==== Record set

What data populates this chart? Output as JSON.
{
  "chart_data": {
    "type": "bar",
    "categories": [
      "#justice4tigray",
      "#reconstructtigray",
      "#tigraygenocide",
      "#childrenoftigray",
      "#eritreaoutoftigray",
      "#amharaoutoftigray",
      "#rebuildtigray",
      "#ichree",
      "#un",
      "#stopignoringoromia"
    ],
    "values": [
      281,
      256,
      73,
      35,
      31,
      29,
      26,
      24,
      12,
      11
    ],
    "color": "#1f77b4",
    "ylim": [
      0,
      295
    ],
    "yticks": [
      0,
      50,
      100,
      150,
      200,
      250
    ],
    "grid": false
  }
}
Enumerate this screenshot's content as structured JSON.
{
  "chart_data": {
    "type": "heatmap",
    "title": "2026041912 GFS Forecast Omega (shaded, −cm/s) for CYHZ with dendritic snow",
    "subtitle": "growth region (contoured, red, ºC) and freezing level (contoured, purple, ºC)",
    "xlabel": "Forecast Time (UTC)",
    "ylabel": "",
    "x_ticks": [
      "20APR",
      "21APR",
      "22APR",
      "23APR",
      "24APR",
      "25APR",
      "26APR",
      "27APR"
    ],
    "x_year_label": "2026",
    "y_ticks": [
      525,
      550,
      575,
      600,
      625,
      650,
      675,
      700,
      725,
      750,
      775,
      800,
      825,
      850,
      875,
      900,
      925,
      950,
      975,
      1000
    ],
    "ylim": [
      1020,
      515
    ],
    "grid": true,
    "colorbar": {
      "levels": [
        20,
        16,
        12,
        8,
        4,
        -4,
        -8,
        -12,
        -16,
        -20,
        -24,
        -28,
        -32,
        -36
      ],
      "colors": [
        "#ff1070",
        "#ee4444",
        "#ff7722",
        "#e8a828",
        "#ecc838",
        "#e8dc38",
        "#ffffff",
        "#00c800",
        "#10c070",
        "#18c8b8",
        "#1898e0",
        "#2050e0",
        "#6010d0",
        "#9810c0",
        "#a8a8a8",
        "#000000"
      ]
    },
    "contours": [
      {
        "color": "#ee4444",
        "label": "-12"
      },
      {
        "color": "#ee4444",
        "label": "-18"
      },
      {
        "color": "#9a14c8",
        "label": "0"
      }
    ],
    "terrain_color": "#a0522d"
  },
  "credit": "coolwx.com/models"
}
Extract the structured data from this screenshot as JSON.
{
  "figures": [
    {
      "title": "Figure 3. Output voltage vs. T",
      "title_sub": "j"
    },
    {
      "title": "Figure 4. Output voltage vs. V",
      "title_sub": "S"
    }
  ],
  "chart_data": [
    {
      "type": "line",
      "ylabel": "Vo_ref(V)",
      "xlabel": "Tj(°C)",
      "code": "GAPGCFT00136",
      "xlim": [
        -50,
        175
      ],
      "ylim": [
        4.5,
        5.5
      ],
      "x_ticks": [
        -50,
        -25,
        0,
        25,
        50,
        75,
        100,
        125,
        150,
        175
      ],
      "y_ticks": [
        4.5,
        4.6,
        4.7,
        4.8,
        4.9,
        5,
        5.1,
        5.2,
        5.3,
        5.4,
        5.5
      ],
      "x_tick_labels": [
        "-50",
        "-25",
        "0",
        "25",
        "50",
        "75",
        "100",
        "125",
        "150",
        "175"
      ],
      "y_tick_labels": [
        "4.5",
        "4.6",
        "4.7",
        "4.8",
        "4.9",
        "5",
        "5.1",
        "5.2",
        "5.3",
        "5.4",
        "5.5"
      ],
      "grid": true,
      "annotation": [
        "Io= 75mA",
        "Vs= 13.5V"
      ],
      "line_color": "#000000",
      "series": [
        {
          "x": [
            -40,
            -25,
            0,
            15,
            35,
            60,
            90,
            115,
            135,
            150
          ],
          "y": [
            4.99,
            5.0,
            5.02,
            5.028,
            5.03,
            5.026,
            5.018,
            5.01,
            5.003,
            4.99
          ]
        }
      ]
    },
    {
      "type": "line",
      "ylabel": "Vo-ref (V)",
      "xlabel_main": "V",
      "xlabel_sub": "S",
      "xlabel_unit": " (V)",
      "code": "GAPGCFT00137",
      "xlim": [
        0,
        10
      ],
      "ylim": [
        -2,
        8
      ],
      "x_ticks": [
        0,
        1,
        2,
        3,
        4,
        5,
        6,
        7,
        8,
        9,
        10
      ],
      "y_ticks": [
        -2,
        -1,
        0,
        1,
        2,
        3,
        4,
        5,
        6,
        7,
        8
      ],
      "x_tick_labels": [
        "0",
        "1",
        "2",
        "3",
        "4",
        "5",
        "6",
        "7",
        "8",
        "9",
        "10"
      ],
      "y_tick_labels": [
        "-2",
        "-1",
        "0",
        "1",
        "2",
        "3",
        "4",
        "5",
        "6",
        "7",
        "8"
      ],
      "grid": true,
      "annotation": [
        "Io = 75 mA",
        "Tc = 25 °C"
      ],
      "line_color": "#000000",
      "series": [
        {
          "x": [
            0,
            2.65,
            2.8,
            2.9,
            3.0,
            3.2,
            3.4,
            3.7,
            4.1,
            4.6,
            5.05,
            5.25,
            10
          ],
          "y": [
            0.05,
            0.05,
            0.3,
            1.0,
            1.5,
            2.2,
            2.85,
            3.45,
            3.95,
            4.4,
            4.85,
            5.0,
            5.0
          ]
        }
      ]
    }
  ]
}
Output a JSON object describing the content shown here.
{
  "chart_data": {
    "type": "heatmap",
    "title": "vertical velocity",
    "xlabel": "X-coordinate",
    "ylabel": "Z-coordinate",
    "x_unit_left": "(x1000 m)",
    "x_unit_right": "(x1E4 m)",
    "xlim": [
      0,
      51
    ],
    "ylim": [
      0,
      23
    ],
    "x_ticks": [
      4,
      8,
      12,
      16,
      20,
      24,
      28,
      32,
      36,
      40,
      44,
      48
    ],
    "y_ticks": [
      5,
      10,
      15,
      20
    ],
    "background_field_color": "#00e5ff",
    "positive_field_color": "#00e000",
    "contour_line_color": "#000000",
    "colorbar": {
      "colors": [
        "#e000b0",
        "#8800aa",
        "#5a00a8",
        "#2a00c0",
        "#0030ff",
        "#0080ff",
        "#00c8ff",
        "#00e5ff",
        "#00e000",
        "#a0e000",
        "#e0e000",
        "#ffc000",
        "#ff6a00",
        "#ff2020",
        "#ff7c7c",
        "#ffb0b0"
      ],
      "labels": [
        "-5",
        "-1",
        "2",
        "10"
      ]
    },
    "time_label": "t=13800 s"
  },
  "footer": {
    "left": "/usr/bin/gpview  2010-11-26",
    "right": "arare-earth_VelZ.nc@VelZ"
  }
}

========

= Short task =
Find every line in the records above that contains the word "grid", and copy each one.

= Solution below =
    "grid": false
    "grid": true,
      "grid": true,
      "grid": true,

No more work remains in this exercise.